**Problem details**: Copy out exactly the lines from the one containing "Convert this screenshot" to the end of the records below, both included, and nothing else.

════════

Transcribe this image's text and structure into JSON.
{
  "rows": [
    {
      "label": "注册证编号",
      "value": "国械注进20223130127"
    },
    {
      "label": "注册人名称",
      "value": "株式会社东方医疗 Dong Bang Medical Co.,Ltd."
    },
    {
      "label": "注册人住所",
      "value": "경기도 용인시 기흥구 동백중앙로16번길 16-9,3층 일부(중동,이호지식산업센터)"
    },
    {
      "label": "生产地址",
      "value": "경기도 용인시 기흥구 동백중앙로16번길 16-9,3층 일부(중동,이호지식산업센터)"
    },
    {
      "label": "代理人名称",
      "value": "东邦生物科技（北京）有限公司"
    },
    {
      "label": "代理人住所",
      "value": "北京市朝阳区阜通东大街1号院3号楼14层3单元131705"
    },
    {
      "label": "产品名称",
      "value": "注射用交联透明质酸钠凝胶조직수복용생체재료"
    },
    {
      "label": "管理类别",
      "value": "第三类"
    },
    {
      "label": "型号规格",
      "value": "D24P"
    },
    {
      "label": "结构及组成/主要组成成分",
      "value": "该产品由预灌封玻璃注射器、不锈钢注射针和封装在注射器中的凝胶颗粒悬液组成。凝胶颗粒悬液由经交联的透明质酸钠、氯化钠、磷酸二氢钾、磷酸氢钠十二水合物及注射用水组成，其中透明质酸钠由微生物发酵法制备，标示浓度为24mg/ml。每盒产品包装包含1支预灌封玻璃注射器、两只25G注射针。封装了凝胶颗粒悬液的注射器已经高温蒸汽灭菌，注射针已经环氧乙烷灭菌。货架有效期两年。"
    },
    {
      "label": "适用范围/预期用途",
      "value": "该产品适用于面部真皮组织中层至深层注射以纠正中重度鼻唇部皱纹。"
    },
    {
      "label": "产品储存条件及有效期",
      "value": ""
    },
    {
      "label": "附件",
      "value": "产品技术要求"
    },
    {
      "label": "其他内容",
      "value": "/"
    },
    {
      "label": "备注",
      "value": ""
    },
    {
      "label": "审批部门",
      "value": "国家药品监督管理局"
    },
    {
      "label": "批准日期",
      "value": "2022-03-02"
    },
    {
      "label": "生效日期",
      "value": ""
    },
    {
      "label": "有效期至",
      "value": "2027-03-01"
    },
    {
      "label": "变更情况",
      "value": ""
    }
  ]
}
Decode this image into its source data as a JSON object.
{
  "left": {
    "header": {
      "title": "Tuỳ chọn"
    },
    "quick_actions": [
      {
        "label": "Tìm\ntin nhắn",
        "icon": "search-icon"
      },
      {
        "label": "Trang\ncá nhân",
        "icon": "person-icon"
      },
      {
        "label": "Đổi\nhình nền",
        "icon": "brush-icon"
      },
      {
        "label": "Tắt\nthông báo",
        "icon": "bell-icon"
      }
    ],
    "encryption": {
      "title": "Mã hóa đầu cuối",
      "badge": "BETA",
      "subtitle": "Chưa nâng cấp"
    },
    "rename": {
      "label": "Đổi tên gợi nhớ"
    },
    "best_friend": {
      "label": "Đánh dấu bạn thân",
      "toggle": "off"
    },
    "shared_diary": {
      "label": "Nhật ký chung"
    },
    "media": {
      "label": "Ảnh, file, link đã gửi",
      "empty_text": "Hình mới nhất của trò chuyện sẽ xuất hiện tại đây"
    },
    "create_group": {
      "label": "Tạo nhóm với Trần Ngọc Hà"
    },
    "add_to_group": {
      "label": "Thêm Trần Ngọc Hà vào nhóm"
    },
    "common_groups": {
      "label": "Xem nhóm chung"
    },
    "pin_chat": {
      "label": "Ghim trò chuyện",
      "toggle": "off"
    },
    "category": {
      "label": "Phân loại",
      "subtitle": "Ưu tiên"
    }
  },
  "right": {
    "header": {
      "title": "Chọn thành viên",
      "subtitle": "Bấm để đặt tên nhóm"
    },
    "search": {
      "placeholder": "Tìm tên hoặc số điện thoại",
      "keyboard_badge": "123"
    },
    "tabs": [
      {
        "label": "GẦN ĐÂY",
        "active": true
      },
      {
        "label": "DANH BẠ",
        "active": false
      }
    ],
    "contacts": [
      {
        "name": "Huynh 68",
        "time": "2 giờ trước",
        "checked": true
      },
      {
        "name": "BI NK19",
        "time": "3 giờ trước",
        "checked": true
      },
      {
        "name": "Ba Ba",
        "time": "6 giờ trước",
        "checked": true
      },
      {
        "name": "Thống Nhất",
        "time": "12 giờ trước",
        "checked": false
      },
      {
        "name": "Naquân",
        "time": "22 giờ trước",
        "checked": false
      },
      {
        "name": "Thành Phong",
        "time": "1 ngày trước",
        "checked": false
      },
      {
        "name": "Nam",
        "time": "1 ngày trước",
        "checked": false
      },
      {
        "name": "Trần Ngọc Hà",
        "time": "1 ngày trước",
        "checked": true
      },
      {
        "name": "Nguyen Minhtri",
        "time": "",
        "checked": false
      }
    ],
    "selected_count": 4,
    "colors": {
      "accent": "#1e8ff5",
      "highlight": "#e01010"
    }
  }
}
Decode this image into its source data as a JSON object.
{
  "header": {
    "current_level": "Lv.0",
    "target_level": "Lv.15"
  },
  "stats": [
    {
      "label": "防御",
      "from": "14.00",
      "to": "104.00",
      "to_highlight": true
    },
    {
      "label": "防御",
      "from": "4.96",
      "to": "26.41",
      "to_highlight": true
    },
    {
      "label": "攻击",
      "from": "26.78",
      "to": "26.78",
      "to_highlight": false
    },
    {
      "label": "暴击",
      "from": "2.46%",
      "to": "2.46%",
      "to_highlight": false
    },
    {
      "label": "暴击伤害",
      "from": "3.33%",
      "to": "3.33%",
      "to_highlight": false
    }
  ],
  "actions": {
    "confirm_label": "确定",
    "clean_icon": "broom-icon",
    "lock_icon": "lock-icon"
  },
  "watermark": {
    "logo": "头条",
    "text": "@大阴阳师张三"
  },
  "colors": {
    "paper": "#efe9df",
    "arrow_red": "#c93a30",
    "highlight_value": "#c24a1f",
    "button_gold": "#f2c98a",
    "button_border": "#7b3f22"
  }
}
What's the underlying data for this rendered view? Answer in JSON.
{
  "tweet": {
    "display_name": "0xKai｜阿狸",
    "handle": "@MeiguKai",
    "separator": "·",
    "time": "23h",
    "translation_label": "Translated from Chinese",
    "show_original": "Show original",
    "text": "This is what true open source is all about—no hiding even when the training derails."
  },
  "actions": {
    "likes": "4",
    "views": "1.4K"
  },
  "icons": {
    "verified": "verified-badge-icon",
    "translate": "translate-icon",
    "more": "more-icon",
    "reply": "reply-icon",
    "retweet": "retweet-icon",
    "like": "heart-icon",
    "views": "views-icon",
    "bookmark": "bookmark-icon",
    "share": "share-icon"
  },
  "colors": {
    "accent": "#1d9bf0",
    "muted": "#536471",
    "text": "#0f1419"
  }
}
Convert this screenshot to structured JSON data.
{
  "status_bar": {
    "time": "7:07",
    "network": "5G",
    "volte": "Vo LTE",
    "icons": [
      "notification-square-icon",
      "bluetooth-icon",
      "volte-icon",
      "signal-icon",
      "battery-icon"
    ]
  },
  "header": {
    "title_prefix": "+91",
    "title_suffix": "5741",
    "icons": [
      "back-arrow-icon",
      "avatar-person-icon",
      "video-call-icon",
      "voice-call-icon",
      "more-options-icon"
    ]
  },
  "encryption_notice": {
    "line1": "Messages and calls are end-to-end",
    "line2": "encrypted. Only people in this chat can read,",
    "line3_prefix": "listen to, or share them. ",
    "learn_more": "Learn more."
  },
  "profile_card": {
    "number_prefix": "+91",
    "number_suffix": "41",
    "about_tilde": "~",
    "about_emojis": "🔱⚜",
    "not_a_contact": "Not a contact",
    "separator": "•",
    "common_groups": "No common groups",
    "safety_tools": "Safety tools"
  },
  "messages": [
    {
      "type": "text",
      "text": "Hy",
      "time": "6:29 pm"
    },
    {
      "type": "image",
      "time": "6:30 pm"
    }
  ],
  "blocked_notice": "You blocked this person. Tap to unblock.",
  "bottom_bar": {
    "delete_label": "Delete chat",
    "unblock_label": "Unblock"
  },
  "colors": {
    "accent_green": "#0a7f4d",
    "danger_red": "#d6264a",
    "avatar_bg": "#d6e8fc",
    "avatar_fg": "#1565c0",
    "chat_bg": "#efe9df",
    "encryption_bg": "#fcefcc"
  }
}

════════

**Output of the task**:
Convert this screenshot to structured JSON data.
{
  "status_bar": {
    "time": "7:07",
    "network": "5G",
    "volte": "Vo LTE",
    "icons": [
      "notification-square-icon",
      "bluetooth-icon",
      "volte-icon",
      "signal-icon",
      "battery-icon"
    ]
  },
  "header": {
    "title_prefix": "+91",
    "title_suffix": "5741",
    "icons": [
      "back-arrow-icon",
      "avatar-person-icon",
      "video-call-icon",
      "voice-call-icon",
      "more-options-icon"
    ]
  },
  "encryption_notice": {
    "line1": "Messages and calls are end-to-end",
    "line2": "encrypted. Only people in this chat can read,",
    "line3_prefix": "listen to, or share them. ",
    "learn_more": "Learn more."
  },
  "profile_card": {
    "number_prefix": "+91",
    "number_suffix": "41",
    "about_tilde": "~",
    "about_emojis": "🔱⚜",
    "not_a_contact": "Not a contact",
    "separator": "•",
    "common_groups": "No common groups",
    "safety_tools": "Safety tools"
  },
  "messages": [
    {
      "type": "text",
      "text": "Hy",
      "time": "6:29 pm"
    },
    {
      "type": "image",
      "time": "6:30 pm"
    }
  ],
  "blocked_notice": "You blocked this person. Tap to unblock.",
  "bottom_bar": {
    "delete_label": "Delete chat",
    "unblock_label": "Unblock"
  },
  "colors": {
    "accent_green": "#0a7f4d",
    "danger_red": "#d6264a",
    "avatar_bg": "#d6e8fc",
    "avatar_fg": "#1565c0",
    "chat_bg": "#efe9df",
    "encryption_bg": "#fcefcc"
  }
}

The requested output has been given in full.